» **Task to complete**
Your task is to quote the material that follows, in full and exactly.

===== Raw records

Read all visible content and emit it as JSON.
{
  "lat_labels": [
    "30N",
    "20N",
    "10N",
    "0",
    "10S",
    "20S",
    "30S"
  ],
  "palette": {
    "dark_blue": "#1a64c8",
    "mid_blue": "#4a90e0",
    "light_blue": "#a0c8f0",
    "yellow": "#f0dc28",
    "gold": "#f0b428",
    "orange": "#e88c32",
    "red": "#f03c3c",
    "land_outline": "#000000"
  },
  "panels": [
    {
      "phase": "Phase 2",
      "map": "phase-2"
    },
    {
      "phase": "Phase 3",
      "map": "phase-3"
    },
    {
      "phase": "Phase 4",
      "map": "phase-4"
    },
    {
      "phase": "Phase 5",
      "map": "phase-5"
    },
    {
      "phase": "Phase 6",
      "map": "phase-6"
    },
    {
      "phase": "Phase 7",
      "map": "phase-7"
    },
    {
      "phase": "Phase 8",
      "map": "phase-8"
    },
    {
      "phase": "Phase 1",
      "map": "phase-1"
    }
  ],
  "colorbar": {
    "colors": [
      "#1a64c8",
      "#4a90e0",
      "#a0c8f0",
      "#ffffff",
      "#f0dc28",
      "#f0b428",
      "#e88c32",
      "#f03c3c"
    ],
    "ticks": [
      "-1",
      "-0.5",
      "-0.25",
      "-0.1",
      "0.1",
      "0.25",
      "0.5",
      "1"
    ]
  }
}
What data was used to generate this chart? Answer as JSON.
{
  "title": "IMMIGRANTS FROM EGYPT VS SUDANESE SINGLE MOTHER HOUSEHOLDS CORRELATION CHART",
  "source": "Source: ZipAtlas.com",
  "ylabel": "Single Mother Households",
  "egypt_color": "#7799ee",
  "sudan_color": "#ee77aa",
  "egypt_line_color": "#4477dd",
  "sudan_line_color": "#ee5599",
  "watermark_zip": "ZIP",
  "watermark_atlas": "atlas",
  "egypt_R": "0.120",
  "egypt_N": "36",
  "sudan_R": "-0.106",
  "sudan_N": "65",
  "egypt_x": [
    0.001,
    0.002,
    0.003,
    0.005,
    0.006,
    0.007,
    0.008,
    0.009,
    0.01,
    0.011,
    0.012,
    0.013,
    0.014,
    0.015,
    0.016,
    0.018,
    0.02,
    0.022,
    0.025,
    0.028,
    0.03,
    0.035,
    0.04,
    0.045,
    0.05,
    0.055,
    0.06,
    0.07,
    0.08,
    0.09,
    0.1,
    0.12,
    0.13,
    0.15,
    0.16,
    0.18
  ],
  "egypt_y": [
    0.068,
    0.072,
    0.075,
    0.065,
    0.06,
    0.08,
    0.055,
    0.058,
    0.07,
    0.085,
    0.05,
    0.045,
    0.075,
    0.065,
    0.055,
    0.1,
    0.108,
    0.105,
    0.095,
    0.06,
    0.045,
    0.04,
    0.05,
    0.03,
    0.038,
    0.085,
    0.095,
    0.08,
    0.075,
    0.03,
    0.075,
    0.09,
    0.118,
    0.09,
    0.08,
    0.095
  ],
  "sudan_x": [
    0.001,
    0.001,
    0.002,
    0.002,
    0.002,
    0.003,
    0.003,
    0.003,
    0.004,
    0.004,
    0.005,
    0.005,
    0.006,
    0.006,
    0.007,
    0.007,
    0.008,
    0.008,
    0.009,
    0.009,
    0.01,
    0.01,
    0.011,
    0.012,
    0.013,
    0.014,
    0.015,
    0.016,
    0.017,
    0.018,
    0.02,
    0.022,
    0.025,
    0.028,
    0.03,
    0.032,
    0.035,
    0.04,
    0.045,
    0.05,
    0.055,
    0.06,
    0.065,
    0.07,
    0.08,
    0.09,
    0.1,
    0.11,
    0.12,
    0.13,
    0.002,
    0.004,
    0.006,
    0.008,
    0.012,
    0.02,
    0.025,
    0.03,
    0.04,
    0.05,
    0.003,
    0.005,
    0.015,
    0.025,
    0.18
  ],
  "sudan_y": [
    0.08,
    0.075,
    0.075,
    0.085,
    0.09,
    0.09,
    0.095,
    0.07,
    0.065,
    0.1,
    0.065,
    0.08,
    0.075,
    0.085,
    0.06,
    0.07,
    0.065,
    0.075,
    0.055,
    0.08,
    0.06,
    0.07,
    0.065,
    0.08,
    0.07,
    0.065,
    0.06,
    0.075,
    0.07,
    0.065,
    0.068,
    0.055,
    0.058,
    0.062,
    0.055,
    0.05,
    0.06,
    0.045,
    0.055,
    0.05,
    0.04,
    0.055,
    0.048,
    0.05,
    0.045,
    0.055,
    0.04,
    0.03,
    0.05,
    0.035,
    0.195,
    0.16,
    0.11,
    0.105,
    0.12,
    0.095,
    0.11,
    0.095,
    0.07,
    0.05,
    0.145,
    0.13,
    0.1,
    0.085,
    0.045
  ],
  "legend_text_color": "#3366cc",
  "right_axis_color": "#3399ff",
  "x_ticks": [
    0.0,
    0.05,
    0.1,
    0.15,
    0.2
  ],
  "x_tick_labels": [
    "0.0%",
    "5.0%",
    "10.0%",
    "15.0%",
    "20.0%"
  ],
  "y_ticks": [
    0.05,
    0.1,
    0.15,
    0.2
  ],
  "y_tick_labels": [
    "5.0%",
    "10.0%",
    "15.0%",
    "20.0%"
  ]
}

==========

» **Exercise solution**
Read all visible content and emit it as JSON.
{
  "lat_labels": [
    "30N",
    "20N",
    "10N",
    "0",
    "10S",
    "20S",
    "30S"
  ],
  "palette": {
    "dark_blue": "#1a64c8",
    "mid_blue": "#4a90e0",
    "light_blue": "#a0c8f0",
    "yellow": "#f0dc28",
    "gold": "#f0b428",
    "orange": "#e88c32",
    "red": "#f03c3c",
    "land_outline": "#000000"
  },
  "panels": [
    {
      "phase": "Phase 2",
      "map": "phase-2"
    },
    {
      "phase": "Phase 3",
      "map": "phase-3"
    },
    {
      "phase": "Phase 4",
      "map": "phase-4"
    },
    {
      "phase": "Phase 5",
      "map": "phase-5"
    },
    {
      "phase": "Phase 6",
      "map": "phase-6"
    },
    {
      "phase": "Phase 7",
      "map": "phase-7"
    },
    {
      "phase": "Phase 8",
      "map": "phase-8"
    },
    {
      "phase": "Phase 1",
      "map": "phase-1"
    }
  ],
  "colorbar": {
    "colors": [
      "#1a64c8",
      "#4a90e0",
      "#a0c8f0",
      "#ffffff",
      "#f0dc28",
      "#f0b428",
      "#e88c32",
      "#f03c3c"
    ],
    "ticks": [
      "-1",
      "-0.5",
      "-0.25",
      "-0.1",
      "0.1",
      "0.25",
      "0.5",
      "1"
    ]
  }
}
What data was used to generate this chart? Answer as JSON.
{
  "title": "IMMIGRANTS FROM EGYPT VS SUDANESE SINGLE MOTHER HOUSEHOLDS CORRELATION CHART",
  "source": "Source: ZipAtlas.com",
  "ylabel": "Single Mother Households",
  "egypt_color": "#7799ee",
  "sudan_color": "#ee77aa",
  "egypt_line_color": "#4477dd",
  "sudan_line_color": "#ee5599",
  "watermark_zip": "ZIP",
  "watermark_atlas": "atlas",
  "egypt_R": "0.120",
  "egypt_N": "36",
  "sudan_R": "-0.106",
  "sudan_N": "65",
  "egypt_x": [
    0.001,
    0.002,
    0.003,
    0.005,
    0.006,
    0.007,
    0.008,
    0.009,
    0.01,
    0.011,
    0.012,
    0.013,
    0.014,
    0.015,
    0.016,
    0.018,
    0.02,
    0.022,
    0.025,
    0.028,
    0.03,
    0.035,
    0.04,
    0.045,
    0.05,
    0.055,
    0.06,
    0.07,
    0.08,
    0.09,
    0.1,
    0.12,
    0.13,
    0.15,
    0.16,
    0.18
  ],
  "egypt_y": [
    0.068,
    0.072,
    0.075,
    0.065,
    0.06,
    0.08,
    0.055,
    0.058,
    0.07,
    0.085,
    0.05,
    0.045,
    0.075,
    0.065,
    0.055,
    0.1,
    0.108,
    0.105,
    0.095,
    0.06,
    0.045,
    0.04,
    0.05,
    0.03,
    0.038,
    0.085,
    0.095,
    0.08,
    0.075,
    0.03,
    0.075,
    0.09,
    0.118,
    0.09,
    0.08,
    0.095
  ],
  "sudan_x": [
    0.001,
    0.001,
    0.002,
    0.002,
    0.002,
    0.003,
    0.003,
    0.003,
    0.004,
    0.004,
    0.005,
    0.005,
    0.006,
    0.006,
    0.007,
    0.007,
    0.008,
    0.008,
    0.009,
    0.009,
    0.01,
    0.01,
    0.011,
    0.012,
    0.013,
    0.014,
    0.015,
    0.016,
    0.017,
    0.018,
    0.02,
    0.022,
    0.025,
    0.028,
    0.03,
    0.032,
    0.035,
    0.04,
    0.045,
    0.05,
    0.055,
    0.06,
    0.065,
    0.07,
    0.08,
    0.09,
    0.1,
    0.11,
    0.12,
    0.13,
    0.002,
    0.004,
    0.006,
    0.008,
    0.012,
    0.02,
    0.025,
    0.03,
    0.04,
    0.05,
    0.003,
    0.005,
    0.015,
    0.025,
    0.18
  ],
  "sudan_y": [
    0.08,
    0.075,
    0.075,
    0.085,
    0.09,
    0.09,
    0.095,
    0.07,
    0.065,
    0.1,
    0.065,
    0.08,
    0.075,
    0.085,
    0.06,
    0.07,
    0.065,
    0.075,
    0.055,
    0.08,
    0.06,
    0.07,
    0.065,
    0.08,
    0.07,
    0.065,
    0.06,
    0.075,
    0.07,
    0.065,
    0.068,
    0.055,
    0.058,
    0.062,
    0.055,
    0.05,
    0.06,
    0.045,
    0.055,
    0.05,
    0.04,
    0.055,
    0.048,
    0.05,
    0.045,
    0.055,
    0.04,
    0.03,
    0.05,
    0.035,
    0.195,
    0.16,
    0.11,
    0.105,
    0.12,
    0.095,
    0.11,
    0.095,
    0.07,
    0.05,
    0.145,
    0.13,
    0.1,
    0.085,
    0.045
  ],
  "legend_text_color": "#3366cc",
  "right_axis_color": "#3399ff",
  "x_ticks": [
    0.0,
    0.05,
    0.1,
    0.15,
    0.2
  ],
  "x_tick_labels": [
    "0.0%",
    "5.0%",
    "10.0%",
    "15.0%",
    "20.0%"
  ],
  "y_ticks": [
    0.05,
    0.1,
    0.15,
    0.2
  ],
  "y_tick_labels": [
    "5.0%",
    "10.0%",
    "15.0%",
    "20.0%"
  ]
}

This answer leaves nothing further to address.